• _TASK BRIEF_: Copy all of the records below verbatim.

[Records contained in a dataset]
────────────────────────────────────────

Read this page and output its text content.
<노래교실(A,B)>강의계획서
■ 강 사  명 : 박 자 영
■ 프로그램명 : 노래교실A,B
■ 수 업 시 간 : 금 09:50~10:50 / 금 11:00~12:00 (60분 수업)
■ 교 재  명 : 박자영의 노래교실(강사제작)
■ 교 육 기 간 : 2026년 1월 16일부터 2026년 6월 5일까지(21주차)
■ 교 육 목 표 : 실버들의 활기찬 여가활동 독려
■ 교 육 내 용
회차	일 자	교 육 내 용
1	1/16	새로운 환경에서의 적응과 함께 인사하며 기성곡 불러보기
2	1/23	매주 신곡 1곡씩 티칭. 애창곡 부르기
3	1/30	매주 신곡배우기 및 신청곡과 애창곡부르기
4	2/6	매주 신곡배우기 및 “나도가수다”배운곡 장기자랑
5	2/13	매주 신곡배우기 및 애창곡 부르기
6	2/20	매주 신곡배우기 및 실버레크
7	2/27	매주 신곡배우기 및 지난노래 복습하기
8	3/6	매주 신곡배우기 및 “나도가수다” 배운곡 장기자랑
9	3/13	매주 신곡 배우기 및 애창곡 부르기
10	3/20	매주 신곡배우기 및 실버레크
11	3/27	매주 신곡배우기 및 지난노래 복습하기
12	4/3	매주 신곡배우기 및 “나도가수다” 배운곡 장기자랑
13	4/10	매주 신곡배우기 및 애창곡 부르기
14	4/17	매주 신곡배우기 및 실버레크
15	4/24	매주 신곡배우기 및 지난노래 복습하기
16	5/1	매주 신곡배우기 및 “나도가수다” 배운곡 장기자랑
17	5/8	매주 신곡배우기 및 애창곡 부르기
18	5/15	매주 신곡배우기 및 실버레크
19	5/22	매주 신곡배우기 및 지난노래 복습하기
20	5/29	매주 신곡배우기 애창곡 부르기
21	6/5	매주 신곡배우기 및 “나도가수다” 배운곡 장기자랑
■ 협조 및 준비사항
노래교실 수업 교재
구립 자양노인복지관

────────────────────────────────────────

• _RESPONSE_:
Read this page and output its text content.
<노래교실(A,B)>강의계획서
■ 강 사  명 : 박 자 영
■ 프로그램명 : 노래교실A,B
■ 수 업 시 간 : 금 09:50~10:50 / 금 11:00~12:00 (60분 수업)
■ 교 재  명 : 박자영의 노래교실(강사제작)
■ 교 육 기 간 : 2026년 1월 16일부터 2026년 6월 5일까지(21주차)
■ 교 육 목 표 : 실버들의 활기찬 여가활동 독려
■ 교 육 내 용
회차	일 자	교 육 내 용
1	1/16	새로운 환경에서의 적응과 함께 인사하며 기성곡 불러보기
2	1/23	매주 신곡 1곡씩 티칭. 애창곡 부르기
3	1/30	매주 신곡배우기 및 신청곡과 애창곡부르기
4	2/6	매주 신곡배우기 및 “나도가수다”배운곡 장기자랑
5	2/13	매주 신곡배우기 및 애창곡 부르기
6	2/20	매주 신곡배우기 및 실버레크
7	2/27	매주 신곡배우기 및 지난노래 복습하기
8	3/6	매주 신곡배우기 및 “나도가수다” 배운곡 장기자랑
9	3/13	매주 신곡 배우기 및 애창곡 부르기
10	3/20	매주 신곡배우기 및 실버레크
11	3/27	매주 신곡배우기 및 지난노래 복습하기
12	4/3	매주 신곡배우기 및 “나도가수다” 배운곡 장기자랑
13	4/10	매주 신곡배우기 및 애창곡 부르기
14	4/17	매주 신곡배우기 및 실버레크
15	4/24	매주 신곡배우기 및 지난노래 복습하기
16	5/1	매주 신곡배우기 및 “나도가수다” 배운곡 장기자랑
17	5/8	매주 신곡배우기 및 애창곡 부르기
18	5/15	매주 신곡배우기 및 실버레크
19	5/22	매주 신곡배우기 및 지난노래 복습하기
20	5/29	매주 신곡배우기 애창곡 부르기
21	6/5	매주 신곡배우기 및 “나도가수다” 배운곡 장기자랑
■ 협조 및 준비사항
노래교실 수업 교재
구립 자양노인복지관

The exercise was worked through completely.